### Written task
Lines holding the string "Insecure" are the ones to copy; find them all in the data.

[BEGIN Records]

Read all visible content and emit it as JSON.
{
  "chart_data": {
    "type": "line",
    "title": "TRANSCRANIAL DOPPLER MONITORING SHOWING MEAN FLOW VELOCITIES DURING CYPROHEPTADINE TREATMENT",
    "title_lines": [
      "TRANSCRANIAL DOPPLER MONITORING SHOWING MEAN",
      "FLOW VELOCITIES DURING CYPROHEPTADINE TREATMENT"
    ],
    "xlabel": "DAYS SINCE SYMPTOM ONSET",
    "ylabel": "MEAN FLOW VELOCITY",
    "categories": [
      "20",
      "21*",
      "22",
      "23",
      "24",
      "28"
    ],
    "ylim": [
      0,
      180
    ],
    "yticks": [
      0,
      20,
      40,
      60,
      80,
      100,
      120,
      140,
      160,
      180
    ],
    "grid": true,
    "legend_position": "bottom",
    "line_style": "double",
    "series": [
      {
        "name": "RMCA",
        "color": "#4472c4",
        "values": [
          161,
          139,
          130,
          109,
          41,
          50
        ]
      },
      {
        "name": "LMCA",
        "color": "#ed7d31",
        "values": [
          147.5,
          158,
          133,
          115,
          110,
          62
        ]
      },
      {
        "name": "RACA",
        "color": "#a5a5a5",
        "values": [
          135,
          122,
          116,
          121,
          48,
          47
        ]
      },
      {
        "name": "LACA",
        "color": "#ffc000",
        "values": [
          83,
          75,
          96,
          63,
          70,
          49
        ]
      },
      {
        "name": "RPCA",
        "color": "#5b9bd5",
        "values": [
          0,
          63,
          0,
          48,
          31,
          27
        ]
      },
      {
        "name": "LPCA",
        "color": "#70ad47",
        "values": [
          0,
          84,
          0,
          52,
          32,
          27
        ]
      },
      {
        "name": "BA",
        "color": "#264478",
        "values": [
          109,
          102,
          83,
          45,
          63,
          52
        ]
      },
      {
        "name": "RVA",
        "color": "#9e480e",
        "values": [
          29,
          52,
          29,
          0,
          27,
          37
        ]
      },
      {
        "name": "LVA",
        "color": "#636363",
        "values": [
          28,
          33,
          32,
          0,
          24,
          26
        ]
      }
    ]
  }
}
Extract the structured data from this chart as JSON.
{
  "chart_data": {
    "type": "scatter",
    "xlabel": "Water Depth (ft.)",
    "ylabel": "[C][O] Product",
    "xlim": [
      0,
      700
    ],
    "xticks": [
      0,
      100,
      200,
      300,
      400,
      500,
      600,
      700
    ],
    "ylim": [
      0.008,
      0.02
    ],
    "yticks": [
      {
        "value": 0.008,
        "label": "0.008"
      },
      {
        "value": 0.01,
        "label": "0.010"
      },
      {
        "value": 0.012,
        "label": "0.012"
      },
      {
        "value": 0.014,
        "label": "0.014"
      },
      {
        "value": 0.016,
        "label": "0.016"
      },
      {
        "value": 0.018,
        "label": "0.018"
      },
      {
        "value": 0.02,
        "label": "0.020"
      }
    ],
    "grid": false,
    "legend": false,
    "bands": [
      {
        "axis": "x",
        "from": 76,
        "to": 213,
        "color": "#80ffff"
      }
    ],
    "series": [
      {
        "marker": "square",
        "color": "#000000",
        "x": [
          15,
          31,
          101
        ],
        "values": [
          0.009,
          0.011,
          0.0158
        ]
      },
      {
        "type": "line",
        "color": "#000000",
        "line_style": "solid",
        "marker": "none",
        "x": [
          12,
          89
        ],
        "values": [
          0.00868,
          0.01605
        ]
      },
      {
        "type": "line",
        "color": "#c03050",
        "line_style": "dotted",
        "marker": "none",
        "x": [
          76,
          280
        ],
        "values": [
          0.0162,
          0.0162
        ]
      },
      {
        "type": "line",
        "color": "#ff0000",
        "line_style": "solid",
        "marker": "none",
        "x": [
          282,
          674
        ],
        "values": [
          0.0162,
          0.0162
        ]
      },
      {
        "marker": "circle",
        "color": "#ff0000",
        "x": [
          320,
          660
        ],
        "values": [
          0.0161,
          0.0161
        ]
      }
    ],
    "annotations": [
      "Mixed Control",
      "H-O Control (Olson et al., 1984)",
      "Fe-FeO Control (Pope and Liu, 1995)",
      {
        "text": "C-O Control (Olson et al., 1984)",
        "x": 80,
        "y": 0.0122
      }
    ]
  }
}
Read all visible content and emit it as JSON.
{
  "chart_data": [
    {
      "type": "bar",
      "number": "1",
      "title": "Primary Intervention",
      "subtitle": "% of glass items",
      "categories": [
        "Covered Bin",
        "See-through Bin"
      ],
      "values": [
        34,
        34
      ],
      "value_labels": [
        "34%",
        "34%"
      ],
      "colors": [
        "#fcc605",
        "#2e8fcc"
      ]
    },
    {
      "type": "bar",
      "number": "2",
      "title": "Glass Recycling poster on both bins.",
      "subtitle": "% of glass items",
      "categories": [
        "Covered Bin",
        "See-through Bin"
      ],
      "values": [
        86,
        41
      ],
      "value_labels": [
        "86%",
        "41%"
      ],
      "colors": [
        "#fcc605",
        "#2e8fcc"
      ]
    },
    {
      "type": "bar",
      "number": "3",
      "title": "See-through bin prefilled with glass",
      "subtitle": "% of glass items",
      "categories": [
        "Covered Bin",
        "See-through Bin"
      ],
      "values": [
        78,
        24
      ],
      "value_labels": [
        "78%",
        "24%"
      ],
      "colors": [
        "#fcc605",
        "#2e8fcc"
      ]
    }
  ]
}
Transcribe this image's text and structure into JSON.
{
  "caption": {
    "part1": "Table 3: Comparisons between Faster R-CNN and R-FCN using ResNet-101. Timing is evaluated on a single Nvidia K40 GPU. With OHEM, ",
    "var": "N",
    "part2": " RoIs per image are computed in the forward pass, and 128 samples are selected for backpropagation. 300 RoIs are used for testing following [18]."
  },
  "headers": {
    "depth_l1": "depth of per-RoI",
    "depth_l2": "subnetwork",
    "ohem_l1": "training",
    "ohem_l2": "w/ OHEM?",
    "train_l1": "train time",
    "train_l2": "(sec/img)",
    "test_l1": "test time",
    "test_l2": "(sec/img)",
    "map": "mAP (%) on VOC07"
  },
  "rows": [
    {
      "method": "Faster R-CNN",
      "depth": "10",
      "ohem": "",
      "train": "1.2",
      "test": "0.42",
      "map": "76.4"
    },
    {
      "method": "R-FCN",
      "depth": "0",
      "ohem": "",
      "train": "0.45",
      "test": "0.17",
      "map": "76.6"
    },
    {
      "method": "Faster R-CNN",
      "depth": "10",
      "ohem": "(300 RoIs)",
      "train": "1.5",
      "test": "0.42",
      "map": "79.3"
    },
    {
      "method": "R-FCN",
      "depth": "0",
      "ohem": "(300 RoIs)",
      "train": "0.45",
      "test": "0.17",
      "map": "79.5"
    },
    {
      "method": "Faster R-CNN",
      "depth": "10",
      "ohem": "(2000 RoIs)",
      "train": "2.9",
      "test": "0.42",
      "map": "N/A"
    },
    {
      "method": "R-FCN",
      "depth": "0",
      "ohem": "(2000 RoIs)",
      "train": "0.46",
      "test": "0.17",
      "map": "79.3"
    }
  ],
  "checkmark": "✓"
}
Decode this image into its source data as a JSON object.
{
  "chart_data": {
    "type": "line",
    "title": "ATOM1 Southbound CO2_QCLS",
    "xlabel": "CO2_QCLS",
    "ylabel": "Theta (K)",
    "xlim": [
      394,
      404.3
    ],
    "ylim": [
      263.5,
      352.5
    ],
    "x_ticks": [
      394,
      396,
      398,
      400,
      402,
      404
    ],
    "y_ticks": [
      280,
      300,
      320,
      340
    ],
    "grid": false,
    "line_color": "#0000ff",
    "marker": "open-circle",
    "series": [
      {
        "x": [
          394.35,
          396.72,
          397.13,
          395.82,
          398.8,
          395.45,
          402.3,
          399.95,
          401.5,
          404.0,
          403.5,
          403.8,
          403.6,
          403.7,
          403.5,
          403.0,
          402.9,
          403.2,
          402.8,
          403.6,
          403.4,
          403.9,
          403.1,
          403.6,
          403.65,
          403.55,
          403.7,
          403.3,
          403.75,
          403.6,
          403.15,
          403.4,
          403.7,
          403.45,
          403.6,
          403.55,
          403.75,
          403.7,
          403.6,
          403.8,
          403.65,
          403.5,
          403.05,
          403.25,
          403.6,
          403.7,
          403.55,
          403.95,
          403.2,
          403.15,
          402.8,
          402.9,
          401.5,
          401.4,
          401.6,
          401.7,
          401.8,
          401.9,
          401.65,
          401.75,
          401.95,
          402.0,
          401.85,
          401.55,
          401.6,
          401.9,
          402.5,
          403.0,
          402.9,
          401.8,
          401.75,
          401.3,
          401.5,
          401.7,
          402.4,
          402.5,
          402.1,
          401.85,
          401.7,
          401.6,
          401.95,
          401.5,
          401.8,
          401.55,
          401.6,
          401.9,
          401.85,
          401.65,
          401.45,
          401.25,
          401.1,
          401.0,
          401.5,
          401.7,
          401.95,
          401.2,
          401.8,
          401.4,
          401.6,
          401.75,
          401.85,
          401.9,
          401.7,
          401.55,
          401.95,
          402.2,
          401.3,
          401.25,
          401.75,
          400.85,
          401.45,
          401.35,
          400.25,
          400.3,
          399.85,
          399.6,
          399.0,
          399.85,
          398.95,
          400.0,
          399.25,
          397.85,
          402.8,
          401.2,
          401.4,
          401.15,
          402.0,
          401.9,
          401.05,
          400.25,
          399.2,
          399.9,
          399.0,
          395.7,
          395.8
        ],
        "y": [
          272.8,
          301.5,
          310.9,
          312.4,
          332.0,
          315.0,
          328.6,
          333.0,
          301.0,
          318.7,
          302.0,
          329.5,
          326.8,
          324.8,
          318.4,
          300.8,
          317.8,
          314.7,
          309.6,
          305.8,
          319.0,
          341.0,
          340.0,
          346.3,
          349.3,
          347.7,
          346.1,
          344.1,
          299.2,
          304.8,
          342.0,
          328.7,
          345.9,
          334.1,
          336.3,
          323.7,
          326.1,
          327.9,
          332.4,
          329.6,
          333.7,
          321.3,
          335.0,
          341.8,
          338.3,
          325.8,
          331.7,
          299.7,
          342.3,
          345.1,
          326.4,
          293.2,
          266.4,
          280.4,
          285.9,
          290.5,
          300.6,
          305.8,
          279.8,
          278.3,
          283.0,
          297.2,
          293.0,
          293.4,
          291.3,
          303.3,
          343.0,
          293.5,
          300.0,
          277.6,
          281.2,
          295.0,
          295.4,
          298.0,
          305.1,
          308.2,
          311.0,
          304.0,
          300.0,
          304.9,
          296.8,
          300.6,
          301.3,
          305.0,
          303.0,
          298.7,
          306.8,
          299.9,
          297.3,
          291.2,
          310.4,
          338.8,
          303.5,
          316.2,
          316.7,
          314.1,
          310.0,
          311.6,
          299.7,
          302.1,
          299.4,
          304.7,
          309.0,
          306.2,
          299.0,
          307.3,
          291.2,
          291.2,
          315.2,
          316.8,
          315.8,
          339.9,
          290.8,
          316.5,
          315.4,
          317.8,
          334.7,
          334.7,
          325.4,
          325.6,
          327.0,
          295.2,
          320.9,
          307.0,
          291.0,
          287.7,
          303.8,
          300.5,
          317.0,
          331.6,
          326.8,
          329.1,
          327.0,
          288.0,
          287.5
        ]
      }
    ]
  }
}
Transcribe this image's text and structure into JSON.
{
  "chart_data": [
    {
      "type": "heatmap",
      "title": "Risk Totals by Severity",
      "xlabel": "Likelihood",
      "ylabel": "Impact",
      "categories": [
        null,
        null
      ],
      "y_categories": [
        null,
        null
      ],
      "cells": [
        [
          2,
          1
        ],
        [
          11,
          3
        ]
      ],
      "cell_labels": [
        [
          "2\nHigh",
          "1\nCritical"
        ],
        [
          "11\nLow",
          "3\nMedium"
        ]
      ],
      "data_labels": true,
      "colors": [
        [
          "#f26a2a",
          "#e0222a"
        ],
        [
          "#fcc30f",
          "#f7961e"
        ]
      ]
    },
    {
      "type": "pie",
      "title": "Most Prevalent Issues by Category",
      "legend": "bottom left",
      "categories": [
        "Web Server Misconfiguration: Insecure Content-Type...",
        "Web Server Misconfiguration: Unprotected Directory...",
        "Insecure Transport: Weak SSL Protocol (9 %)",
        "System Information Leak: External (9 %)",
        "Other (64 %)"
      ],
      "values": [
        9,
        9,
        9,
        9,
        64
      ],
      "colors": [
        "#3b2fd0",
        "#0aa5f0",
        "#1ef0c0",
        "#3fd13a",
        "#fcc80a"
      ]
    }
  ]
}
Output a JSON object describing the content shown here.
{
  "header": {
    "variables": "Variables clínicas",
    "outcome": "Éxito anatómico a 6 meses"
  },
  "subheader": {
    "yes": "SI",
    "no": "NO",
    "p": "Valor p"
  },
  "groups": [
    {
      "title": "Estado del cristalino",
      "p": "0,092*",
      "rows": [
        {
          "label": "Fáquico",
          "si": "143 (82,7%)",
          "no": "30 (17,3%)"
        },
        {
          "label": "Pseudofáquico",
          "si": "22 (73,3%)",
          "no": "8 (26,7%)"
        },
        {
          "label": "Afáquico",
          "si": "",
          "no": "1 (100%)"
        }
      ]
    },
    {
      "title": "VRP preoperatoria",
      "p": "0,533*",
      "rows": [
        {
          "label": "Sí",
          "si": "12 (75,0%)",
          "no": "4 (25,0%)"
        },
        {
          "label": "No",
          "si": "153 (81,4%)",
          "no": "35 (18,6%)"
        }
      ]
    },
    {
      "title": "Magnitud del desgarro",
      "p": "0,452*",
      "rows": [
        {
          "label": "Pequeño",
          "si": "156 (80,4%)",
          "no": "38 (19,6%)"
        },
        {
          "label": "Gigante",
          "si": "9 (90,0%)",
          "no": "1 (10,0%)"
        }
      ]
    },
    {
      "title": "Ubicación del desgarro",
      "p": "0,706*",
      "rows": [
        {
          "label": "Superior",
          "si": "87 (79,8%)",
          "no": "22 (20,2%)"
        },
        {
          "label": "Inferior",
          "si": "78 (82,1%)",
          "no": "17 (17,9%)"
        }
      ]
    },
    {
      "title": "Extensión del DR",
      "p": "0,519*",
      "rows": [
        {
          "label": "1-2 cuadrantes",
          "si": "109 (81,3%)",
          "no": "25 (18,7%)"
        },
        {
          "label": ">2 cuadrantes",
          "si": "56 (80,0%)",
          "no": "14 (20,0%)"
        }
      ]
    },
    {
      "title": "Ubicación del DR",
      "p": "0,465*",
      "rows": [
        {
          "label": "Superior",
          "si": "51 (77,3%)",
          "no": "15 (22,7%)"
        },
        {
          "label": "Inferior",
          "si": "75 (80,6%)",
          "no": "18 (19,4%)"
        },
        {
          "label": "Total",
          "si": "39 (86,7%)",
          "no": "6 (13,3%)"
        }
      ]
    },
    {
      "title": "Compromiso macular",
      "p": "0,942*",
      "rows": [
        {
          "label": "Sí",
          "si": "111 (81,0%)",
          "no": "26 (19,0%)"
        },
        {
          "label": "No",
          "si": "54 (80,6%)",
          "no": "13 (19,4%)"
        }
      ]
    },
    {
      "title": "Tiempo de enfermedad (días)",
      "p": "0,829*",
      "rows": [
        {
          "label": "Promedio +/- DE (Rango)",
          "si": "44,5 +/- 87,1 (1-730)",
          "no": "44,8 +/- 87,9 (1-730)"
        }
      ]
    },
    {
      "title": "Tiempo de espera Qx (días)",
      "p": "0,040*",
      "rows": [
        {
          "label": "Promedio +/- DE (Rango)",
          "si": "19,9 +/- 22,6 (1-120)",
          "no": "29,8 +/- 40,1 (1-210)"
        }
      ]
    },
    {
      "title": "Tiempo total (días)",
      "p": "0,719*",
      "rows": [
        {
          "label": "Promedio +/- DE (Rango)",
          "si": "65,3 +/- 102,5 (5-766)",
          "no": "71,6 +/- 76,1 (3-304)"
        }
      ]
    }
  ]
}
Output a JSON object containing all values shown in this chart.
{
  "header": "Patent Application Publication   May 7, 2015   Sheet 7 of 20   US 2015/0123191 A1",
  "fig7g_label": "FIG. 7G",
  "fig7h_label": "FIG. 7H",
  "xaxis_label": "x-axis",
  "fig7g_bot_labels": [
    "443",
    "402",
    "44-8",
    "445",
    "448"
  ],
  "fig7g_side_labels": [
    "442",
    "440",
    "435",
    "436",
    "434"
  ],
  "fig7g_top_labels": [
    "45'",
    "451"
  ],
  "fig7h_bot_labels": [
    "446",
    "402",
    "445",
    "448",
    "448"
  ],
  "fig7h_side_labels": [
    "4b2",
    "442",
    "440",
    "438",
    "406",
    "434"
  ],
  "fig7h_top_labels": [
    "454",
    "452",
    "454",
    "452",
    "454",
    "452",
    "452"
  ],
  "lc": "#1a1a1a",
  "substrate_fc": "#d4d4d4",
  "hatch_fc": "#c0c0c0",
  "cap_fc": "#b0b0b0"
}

[END Records]

### Answer to this problem
        "Web Server Misconfiguration: Insecure Content-Type...",
        "Insecure Transport: Weak SSL Protocol (9 %)",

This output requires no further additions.